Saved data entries
>> begin

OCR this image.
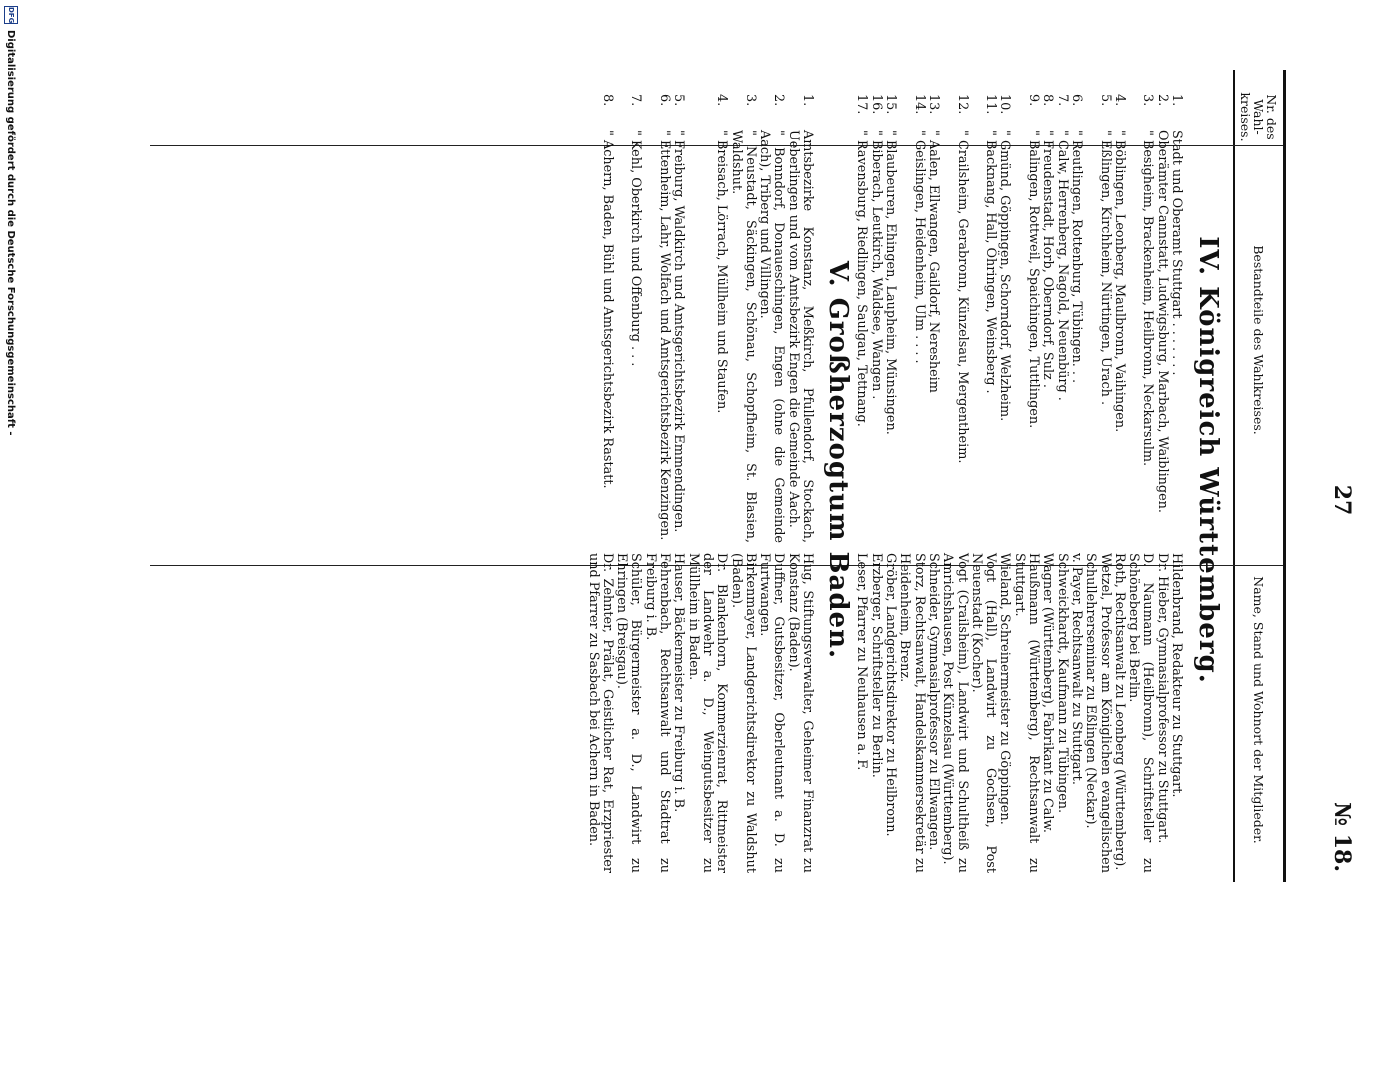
27
№ 18.
Nr. des Wahl-kreises.
Bestandteile des Wahlkreises.
Name, Stand und Wohnort der Mitglieder.
IV. Königreich Württemberg.
1.
Stadt und Oberamt Stuttgart . . . . . . .
Hildenbrand, Redakteur zu Stuttgart.
2.
Oberämter Cannstatt, Ludwigsburg, Marbach, Waiblingen.
Dr. Hieber, Gymnasialprofessor zu Stuttgart.
3.
" Besigheim, Brackenheim, Heilbronn, Neckarsulm.
D. Naumann (Heilbronn), Schriftsteller zu Schöneberg bei Berlin.
4.
" Böblingen, Leonberg, Maulbronn, Vaihingen.
Roth, Rechtsanwalt zu Leonberg (Württemberg).
5.
" Eßlingen, Kirchheim, Nürtingen, Urach .
Wetzel, Professor am Königlichen evangelischen Schullehrerseminar zu Eßlingen (Neckar).
6.
" Reutlingen, Rottenburg, Tübingen. . .
v. Payer, Rechtsanwalt zu Stuttgart.
7.
" Calw, Herrenberg, Nagold, Neuenbürg .
Schweickhardt, Kaufmann zu Tübingen.
8.
" Freudenstadt, Horb, Oberndorf, Sulz .
Wagner (Württemberg), Fabrikant zu Calw.
9.
" Balingen, Rottweil, Spaichingen, Tuttlingen.
Haußmann (Württemberg), Rechtsanwalt zu Stuttgart.
10.
" Gmünd, Göppingen, Schorndorf, Welzheim.
Wieland, Schreinermeister zu Göppingen.
11.
" Backnang, Hall, Öhringen, Weinsberg .
Vogt (Hall), Landwirt zu Gochsen, Post Neuenstadt (Kocher).
12.
" Crailsheim, Gerabronn, Künzelsau, Mergentheim.
Vogt (Crailsheim), Landwirt und Schultheiß zu Amrichshausen, Post Künzelsau (Württemberg).
13.
" Aalen, Ellwangen, Gaildorf, Neresheim
Schneider, Gymnasialprofessor zu Ellwangen.
14.
" Geislingen, Heidenheim, Ulm . . . .
Storz, Rechtsanwalt, Handelskammersekretär zu Heidenheim, Brenz.
15.
" Blaubeuren, Ehingen, Laupheim, Münsingen.
Gröber, Landgerichtsdirektor zu Heilbronn.
16.
" Biberach, Leutkirch, Waldsee, Wangen .
Erzberger, Schriftsteller zu Berlin.
17.
" Ravensburg, Riedlingen, Saulgau, Tettnang.
Leser, Pfarrer zu Neuhausen a. F.
V. Großherzogtum Baden.
1.
Amtsbezirke Konstanz, Meßkirch, Pfullendorf, Stockach, Ueberlingen und vom Amtsbezirk Engen die Gemeinde Aach.
Hug, Stiftungsverwalter, Geheimer Finanzrat zu Konstanz (Baden).
2.
" Bonndorf, Donaueschingen, Engen (ohne die Gemeinde Aach), Triberg und Villingen.
Duffner, Gutsbesitzer, Oberleutnant a. D. zu Furtwangen.
3.
" Neustadt, Säckingen, Schönau, Schopfheim, St. Blasien, Waldshut.
Birkenmayer, Landgerichtsdirektor zu Waldshut (Baden).
4.
" Breisach, Lörrach, Müllheim und Staufen.
Dr. Blankenhorn, Kommerzienrat, Rittmeister der Landwehr a. D., Weingutsbesitzer zu Müllheim in Baden.
5.
" Freiburg, Waldkirch und Amtsgerichtsbezirk Emmendingen.
Hauser, Bäckermeister zu Freiburg i. B.
6.
" Ettenheim, Lahr, Wolfach und Amtsgerichtsbezirk Kenzingen.
Fehrenbach, Rechtsanwalt und Stadtrat zu Freiburg i. B.
7.
" Kehl, Oberkirch und Offenburg . . .
Schüler, Bürgermeister a. D., Landwirt zu Ehringen (Breisgau).
8.
" Achern, Baden, Bühl und Amtsgerichtsbezirk Rastatt.
Dr. Zehnter, Prälat, Geistlicher Rat, Erzpriester und Pfarrer zu Sasbach bei Achern in Baden.
DFG
Digitalisierung gefördert durch die Deutsche Forschungsgemeinschaft -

>> end

Check every line of the data above for the string "Rechtsanwalt", and copy those that have it.

Roth, Rechtsanwalt zu Leonberg (Württemberg).
v. Payer, Rechtsanwalt zu Stuttgart.
Haußmann (Württemberg), Rechtsanwalt zu Stuttgart.
Storz, Rechtsanwalt, Handelskammersekretär zu Heidenheim, Brenz.
Fehrenbach, Rechtsanwalt und Stadtrat zu Freiburg i. B.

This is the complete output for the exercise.